(Entries taken from a collection)
##########
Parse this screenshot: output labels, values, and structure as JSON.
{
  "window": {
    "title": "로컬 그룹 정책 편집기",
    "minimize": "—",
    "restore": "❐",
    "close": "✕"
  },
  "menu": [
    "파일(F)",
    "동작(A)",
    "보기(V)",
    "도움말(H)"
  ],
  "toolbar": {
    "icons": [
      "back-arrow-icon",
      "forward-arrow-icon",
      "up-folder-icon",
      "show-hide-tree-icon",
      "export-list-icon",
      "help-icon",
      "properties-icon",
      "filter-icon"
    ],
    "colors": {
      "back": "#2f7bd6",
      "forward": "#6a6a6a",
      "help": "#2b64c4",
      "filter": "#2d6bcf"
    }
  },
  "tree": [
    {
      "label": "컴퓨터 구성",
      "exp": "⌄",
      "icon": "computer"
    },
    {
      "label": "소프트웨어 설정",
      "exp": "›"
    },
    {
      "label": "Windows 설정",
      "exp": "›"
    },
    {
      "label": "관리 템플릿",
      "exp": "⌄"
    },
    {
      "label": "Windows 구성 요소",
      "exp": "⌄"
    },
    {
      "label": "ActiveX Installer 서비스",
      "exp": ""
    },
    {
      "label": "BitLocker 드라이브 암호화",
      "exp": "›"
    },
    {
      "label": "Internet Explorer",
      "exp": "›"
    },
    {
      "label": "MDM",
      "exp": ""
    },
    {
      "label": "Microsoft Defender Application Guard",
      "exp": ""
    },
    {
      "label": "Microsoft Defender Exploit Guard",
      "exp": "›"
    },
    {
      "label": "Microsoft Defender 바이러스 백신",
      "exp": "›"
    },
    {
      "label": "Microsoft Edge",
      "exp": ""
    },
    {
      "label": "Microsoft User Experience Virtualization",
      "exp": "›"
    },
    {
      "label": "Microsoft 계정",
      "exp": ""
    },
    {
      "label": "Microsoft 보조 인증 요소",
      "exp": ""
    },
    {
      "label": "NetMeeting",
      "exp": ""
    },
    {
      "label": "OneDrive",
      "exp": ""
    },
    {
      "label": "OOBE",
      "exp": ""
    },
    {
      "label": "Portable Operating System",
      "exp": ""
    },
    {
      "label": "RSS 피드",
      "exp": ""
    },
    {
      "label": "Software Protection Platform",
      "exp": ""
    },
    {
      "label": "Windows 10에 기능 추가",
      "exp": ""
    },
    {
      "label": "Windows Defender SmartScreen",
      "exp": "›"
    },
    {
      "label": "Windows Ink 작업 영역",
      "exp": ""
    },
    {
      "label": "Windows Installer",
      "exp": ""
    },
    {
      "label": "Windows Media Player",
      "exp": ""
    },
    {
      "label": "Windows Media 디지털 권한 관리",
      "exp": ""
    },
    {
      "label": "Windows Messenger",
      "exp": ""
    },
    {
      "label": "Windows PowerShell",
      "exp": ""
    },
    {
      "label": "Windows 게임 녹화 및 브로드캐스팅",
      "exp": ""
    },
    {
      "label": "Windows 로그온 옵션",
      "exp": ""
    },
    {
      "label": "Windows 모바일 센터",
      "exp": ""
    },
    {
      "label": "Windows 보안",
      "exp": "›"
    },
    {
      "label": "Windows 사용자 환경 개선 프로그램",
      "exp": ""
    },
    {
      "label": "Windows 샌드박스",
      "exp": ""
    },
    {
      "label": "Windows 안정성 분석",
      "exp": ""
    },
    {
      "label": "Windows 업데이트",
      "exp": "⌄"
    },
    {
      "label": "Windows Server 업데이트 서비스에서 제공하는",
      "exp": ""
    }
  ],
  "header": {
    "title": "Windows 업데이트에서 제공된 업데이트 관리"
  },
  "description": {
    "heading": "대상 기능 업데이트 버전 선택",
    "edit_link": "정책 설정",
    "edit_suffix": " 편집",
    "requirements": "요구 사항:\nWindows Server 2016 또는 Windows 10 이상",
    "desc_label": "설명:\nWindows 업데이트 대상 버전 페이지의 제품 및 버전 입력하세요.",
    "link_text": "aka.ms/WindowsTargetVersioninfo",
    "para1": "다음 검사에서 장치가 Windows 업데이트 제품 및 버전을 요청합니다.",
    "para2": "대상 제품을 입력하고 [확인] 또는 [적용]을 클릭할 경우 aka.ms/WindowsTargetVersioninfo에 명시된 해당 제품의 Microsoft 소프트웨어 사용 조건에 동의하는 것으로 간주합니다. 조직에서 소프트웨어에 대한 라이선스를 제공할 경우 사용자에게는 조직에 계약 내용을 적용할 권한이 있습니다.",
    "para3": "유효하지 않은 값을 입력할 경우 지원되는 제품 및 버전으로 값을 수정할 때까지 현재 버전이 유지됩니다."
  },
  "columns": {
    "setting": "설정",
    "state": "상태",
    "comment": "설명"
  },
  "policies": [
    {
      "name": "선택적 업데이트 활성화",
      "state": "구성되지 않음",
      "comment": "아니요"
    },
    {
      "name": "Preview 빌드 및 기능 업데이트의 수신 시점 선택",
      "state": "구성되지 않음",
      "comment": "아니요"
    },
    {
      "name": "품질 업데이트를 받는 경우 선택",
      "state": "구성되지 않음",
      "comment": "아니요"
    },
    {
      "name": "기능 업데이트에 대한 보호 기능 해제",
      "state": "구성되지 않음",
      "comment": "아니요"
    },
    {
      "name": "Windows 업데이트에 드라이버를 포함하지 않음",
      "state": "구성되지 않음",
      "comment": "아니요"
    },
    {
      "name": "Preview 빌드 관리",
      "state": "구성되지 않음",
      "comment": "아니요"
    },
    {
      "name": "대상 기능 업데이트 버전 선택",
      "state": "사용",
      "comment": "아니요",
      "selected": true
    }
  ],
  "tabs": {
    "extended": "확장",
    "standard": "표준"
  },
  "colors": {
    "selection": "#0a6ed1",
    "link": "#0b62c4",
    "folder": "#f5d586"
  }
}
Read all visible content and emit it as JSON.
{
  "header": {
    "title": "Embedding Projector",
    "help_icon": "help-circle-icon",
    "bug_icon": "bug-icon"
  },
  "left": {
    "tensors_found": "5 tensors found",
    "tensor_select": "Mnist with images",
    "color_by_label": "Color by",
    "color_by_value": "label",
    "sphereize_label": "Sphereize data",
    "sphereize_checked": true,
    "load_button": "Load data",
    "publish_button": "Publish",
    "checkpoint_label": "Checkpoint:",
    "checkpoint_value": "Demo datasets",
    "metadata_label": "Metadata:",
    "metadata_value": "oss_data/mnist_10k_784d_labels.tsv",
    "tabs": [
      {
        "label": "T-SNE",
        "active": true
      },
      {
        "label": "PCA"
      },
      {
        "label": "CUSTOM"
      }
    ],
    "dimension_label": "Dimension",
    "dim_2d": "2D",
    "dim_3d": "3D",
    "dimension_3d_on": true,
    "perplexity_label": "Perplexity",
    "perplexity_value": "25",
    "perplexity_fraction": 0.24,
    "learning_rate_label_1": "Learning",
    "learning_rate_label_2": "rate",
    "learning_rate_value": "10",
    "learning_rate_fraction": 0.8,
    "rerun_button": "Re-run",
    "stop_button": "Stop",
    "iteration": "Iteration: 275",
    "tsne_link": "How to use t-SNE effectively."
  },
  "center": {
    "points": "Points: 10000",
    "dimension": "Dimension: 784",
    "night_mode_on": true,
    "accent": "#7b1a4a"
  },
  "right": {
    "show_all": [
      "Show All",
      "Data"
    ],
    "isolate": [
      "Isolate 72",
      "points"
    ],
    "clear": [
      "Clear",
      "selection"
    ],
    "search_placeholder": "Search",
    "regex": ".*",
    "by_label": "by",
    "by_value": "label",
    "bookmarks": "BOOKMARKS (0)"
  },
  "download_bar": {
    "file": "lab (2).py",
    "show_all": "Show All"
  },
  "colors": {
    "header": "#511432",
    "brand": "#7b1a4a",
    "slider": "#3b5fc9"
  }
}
##########
### SET PROBLEM:
For each line of the entries that includes "name", show that line.

### EXERCISE OUTPUT:
      "name": "선택적 업데이트 활성화",
      "name": "Preview 빌드 및 기능 업데이트의 수신 시점 선택",
      "name": "품질 업데이트를 받는 경우 선택",
      "name": "기능 업데이트에 대한 보호 기능 해제",
      "name": "Windows 업데이트에 드라이버를 포함하지 않음",
      "name": "Preview 빌드 관리",
      "name": "대상 기능 업데이트 버전 선택",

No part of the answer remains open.